DATASET CONTENT:

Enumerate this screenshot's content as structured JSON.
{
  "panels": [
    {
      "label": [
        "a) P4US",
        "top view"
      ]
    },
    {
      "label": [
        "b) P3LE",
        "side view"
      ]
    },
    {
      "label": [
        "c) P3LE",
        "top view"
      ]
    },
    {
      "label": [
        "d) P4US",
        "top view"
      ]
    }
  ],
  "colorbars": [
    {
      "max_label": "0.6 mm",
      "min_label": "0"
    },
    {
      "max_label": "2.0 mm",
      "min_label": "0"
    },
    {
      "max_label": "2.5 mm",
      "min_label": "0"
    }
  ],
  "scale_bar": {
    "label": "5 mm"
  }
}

WHAT IS BEING ASKED: Reproduce the data, keeping every line exactly the same.

RESULT FOR THIS TASK:
Enumerate this screenshot's content as structured JSON.
{
  "panels": [
    {
      "label": [
        "a) P4US",
        "top view"
      ]
    },
    {
      "label": [
        "b) P3LE",
        "side view"
      ]
    },
    {
      "label": [
        "c) P3LE",
        "top view"
      ]
    },
    {
      "label": [
        "d) P4US",
        "top view"
      ]
    }
  ],
  "colorbars": [
    {
      "max_label": "0.6 mm",
      "min_label": "0"
    },
    {
      "max_label": "2.0 mm",
      "min_label": "0"
    },
    {
      "max_label": "2.5 mm",
      "min_label": "0"
    }
  ],
  "scale_bar": {
    "label": "5 mm"
  }
}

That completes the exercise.